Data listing
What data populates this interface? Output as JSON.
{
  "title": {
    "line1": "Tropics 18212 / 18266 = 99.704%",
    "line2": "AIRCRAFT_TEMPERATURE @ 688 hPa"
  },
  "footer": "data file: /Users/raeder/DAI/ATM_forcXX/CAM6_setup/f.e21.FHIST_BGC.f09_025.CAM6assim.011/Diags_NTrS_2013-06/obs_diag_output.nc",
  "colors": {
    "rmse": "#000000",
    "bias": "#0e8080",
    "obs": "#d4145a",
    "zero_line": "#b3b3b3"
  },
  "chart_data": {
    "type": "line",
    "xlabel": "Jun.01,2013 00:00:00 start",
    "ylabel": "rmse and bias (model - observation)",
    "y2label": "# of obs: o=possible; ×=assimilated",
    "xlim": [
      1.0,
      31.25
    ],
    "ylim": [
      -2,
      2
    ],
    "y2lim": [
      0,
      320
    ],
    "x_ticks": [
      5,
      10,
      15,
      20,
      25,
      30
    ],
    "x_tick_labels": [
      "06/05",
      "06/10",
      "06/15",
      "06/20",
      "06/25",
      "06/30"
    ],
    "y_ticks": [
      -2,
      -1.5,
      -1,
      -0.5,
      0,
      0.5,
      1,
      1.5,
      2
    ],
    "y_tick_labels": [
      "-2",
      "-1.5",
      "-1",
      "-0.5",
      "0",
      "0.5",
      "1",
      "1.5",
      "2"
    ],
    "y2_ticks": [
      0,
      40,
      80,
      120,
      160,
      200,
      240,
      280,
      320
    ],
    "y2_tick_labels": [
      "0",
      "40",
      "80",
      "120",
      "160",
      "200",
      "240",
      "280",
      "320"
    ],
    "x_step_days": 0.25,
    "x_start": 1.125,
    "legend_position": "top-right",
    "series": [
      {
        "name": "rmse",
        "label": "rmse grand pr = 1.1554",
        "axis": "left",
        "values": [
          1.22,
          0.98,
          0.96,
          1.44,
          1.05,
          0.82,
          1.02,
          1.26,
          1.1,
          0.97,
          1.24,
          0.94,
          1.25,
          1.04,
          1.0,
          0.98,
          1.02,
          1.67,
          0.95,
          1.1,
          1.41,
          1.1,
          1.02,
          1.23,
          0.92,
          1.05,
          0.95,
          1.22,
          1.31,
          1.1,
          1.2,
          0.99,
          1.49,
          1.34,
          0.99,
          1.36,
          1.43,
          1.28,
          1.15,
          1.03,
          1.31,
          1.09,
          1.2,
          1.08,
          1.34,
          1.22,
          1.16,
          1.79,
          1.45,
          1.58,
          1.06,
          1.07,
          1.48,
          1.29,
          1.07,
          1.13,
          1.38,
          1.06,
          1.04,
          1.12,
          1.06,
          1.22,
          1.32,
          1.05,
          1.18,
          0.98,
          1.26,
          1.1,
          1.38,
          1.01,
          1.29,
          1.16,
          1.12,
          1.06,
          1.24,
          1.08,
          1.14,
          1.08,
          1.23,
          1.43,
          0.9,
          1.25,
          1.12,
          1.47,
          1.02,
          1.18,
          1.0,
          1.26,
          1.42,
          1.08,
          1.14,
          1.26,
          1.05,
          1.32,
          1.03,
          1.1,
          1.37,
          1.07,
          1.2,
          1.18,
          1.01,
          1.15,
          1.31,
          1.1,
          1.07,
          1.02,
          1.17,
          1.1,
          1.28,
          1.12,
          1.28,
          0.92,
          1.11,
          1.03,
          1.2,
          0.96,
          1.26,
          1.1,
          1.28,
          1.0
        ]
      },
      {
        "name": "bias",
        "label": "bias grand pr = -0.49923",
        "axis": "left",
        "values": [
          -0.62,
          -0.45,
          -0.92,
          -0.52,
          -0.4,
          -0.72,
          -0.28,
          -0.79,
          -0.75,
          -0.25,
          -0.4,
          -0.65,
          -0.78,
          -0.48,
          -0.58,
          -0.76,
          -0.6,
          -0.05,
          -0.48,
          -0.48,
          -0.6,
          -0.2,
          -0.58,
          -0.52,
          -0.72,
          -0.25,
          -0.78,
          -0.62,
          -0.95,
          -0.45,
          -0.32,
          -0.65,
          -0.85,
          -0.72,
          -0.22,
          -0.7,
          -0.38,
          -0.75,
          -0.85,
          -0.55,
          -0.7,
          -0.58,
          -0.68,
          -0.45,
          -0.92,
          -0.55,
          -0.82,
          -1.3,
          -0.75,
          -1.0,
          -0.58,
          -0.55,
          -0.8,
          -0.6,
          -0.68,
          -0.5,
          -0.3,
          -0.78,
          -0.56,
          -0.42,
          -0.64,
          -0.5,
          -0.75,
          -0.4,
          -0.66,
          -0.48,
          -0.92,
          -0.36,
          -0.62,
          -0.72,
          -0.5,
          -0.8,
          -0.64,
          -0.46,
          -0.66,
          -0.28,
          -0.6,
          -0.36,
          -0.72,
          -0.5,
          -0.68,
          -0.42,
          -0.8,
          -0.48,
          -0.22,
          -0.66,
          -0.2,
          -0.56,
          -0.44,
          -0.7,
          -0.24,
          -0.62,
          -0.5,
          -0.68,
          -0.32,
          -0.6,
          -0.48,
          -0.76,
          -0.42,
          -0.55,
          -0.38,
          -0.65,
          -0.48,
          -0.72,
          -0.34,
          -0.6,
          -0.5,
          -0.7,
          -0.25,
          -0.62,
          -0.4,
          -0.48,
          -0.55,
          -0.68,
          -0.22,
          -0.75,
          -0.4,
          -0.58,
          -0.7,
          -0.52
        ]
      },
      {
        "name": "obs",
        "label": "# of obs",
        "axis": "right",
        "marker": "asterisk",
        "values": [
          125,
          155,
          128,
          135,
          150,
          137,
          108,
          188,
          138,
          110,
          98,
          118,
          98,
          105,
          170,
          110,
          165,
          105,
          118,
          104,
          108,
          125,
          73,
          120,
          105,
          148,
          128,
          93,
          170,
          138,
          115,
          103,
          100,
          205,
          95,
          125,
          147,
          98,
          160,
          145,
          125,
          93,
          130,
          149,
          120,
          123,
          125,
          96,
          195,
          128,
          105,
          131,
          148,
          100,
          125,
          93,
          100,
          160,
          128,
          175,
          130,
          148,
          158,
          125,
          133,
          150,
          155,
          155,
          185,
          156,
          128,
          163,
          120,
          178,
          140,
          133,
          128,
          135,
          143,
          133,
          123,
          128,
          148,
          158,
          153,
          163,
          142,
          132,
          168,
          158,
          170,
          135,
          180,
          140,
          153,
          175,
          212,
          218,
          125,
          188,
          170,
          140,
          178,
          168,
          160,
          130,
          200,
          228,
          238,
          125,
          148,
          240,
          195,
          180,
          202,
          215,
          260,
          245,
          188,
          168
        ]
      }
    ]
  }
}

▸ Exercise: Looking at the entries above, say how many lines contain the word "grand". Only the number is wanted.

▸ Correct result: 2